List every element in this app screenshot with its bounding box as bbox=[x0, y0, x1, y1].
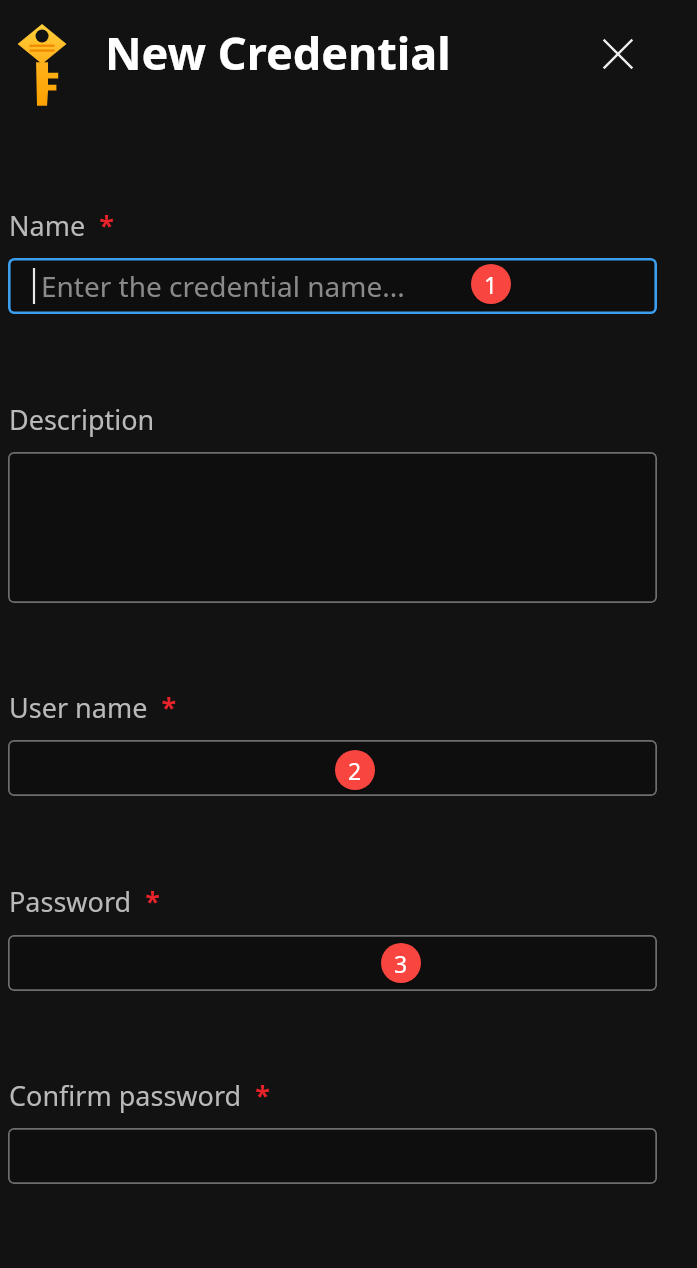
staticText: 2 bbox=[348, 755, 362, 786]
staticText: New Credential bbox=[105, 22, 451, 83]
staticText: Name * bbox=[9, 207, 114, 244]
button[interactable]: Name bbox=[8, 258, 657, 314]
button[interactable]: Description bbox=[8, 452, 657, 603]
staticText: Confirm password * bbox=[9, 1077, 270, 1114]
staticText: Enter the credential name... bbox=[41, 267, 405, 305]
staticText: User name * bbox=[9, 689, 177, 726]
staticText: 3 bbox=[394, 948, 408, 979]
button[interactable]: Close bbox=[588, 24, 648, 84]
button[interactable]: User name bbox=[8, 740, 657, 796]
staticText: 1 bbox=[484, 269, 498, 300]
staticText: Password * bbox=[9, 883, 160, 920]
staticText: Description bbox=[9, 401, 155, 438]
button[interactable]: Confirm password bbox=[8, 1128, 657, 1184]
button[interactable]: Password bbox=[8, 935, 657, 991]
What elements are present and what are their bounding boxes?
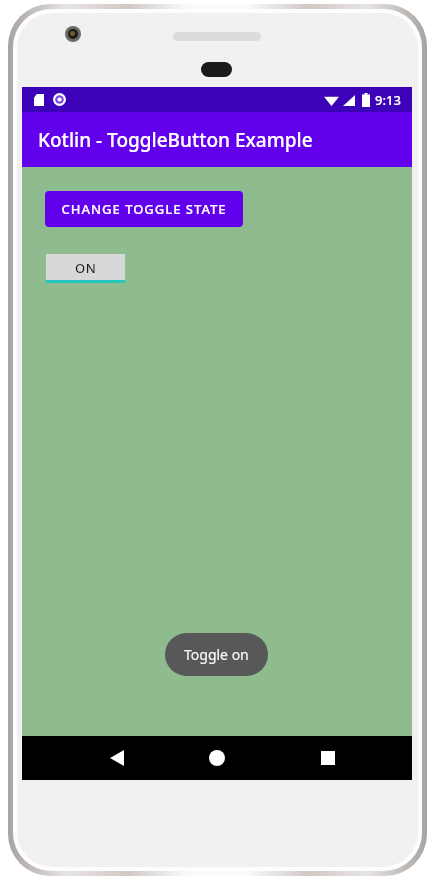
staticText: ON xyxy=(75,259,97,277)
staticText: CHANGE TOGGLE STATE xyxy=(61,200,227,218)
staticText: Kotlin - ToggleButton Example xyxy=(38,127,313,153)
button[interactable]: CHANGE TOGGLE STATE xyxy=(45,191,243,227)
button[interactable]: Back xyxy=(87,736,147,780)
staticText: 9:13 xyxy=(375,91,401,109)
button[interactable]: Home xyxy=(187,736,247,780)
staticText: Toggle on xyxy=(184,645,249,664)
button[interactable]: Recent apps xyxy=(298,736,358,780)
button[interactable]: ON xyxy=(46,254,125,283)
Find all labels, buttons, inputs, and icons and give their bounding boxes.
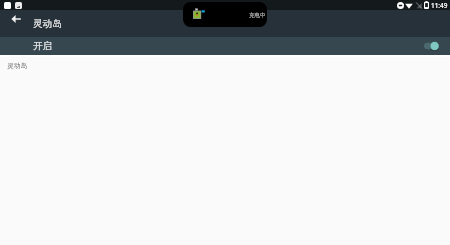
staticText: 11:49 bbox=[431, 1, 448, 10]
staticText: 灵动岛 bbox=[33, 18, 62, 30]
staticText: 灵动岛 bbox=[7, 61, 28, 70]
button[interactable]: Toggle Dynamic Island on bbox=[423, 38, 444, 54]
button[interactable]: 开启 bbox=[0, 37, 450, 55]
button[interactable]: Back bbox=[7, 10, 24, 27]
button[interactable]: Charging status bbox=[183, 2, 267, 27]
staticText: 开启 bbox=[33, 40, 52, 52]
staticText: 充电中 bbox=[249, 12, 266, 19]
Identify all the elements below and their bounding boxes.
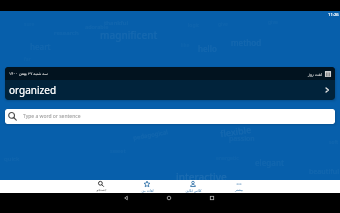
staticText: سه شنبه ۲۷ بهمن ۱۴۰۰ xyxy=(9,71,48,76)
button[interactable]: Search xyxy=(5,109,335,124)
staticText: magnificent xyxy=(100,28,158,42)
staticText: method xyxy=(231,37,262,48)
other: My words xyxy=(144,181,150,187)
other: Home xyxy=(166,195,172,201)
staticText: organized xyxy=(9,83,57,97)
staticText: interactive xyxy=(176,170,227,184)
other: More xyxy=(236,181,242,187)
staticText: passion xyxy=(229,134,255,144)
staticText: elegant xyxy=(255,157,284,168)
staticText: Type a word or sentence xyxy=(23,113,81,120)
other: Word of the day xyxy=(324,70,332,78)
other: Online class xyxy=(190,181,196,187)
staticText: hello xyxy=(198,43,217,54)
staticText: کلاس آنلاین xyxy=(185,188,202,193)
other: Open word xyxy=(323,86,331,94)
staticText: flexible xyxy=(219,123,253,139)
button[interactable]: سه شنبه ۲۷ بهمن ۱۴۰۰ xyxy=(5,67,335,100)
staticText: heart xyxy=(30,41,51,52)
button[interactable]: More xyxy=(216,180,262,193)
other: Recents xyxy=(209,195,215,201)
button[interactable]: My words xyxy=(124,180,170,193)
staticText: لغات من xyxy=(141,188,154,193)
staticText: 11:26 xyxy=(328,12,339,18)
staticText: beautiful xyxy=(309,167,340,177)
staticText: بیشتر xyxy=(235,188,243,192)
button[interactable]: Search xyxy=(78,180,124,193)
staticText: thankful xyxy=(104,19,129,27)
staticText: جستجو xyxy=(96,188,107,192)
button[interactable]: Online class xyxy=(170,180,216,193)
other: Search xyxy=(98,181,104,187)
other: Search xyxy=(8,112,17,121)
staticText: لغت روز xyxy=(308,72,322,77)
other: Back xyxy=(123,195,129,201)
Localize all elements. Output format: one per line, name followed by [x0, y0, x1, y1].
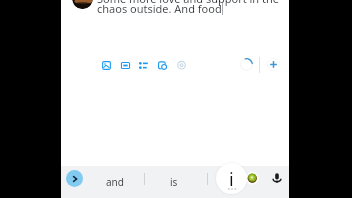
button[interactable]: Stickers	[245, 171, 259, 185]
button[interactable]: More suggestions	[66, 170, 83, 187]
button[interactable]: Profile picture	[72, 0, 93, 9]
button[interactable]: Add photo	[102, 61, 111, 70]
button[interactable]: is	[146, 166, 202, 198]
button[interactable]: Keyboard settings	[216, 163, 247, 194]
button[interactable]: Add poll	[139, 61, 148, 70]
staticText: is	[170, 175, 178, 189]
button[interactable]: Add GIF	[121, 61, 130, 70]
staticText: i	[229, 167, 234, 192]
button[interactable]: and	[85, 166, 144, 198]
staticText: and	[106, 175, 124, 189]
button[interactable]: Voice input	[271, 172, 283, 184]
staticText: Some more love and support in the chaos …	[97, 0, 279, 16]
button[interactable]: Add location	[177, 61, 186, 70]
button[interactable]: Character count	[240, 58, 253, 71]
button[interactable]: Open camera	[158, 61, 167, 70]
button[interactable]: Add another post	[267, 58, 280, 71]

What this task involves: Reproduce verbatim the lines of the material above, from the line containing "staticText: سه شنبه" through the line containing "other: More xyxy=(236,181,242,187)", including both of those lines.

Task result:
staticText: سه شنبه ۲۷ بهمن ۱۴۰۰ xyxy=(9,71,48,76)
button[interactable]: Search xyxy=(5,109,335,124)
staticText: magnificent xyxy=(100,28,158,42)
staticText: method xyxy=(231,37,262,48)
other: My words xyxy=(144,181,150,187)
other: Home xyxy=(166,195,172,201)
staticText: organized xyxy=(9,83,57,97)
staticText: interactive xyxy=(176,170,227,184)
other: More xyxy=(236,181,242,187)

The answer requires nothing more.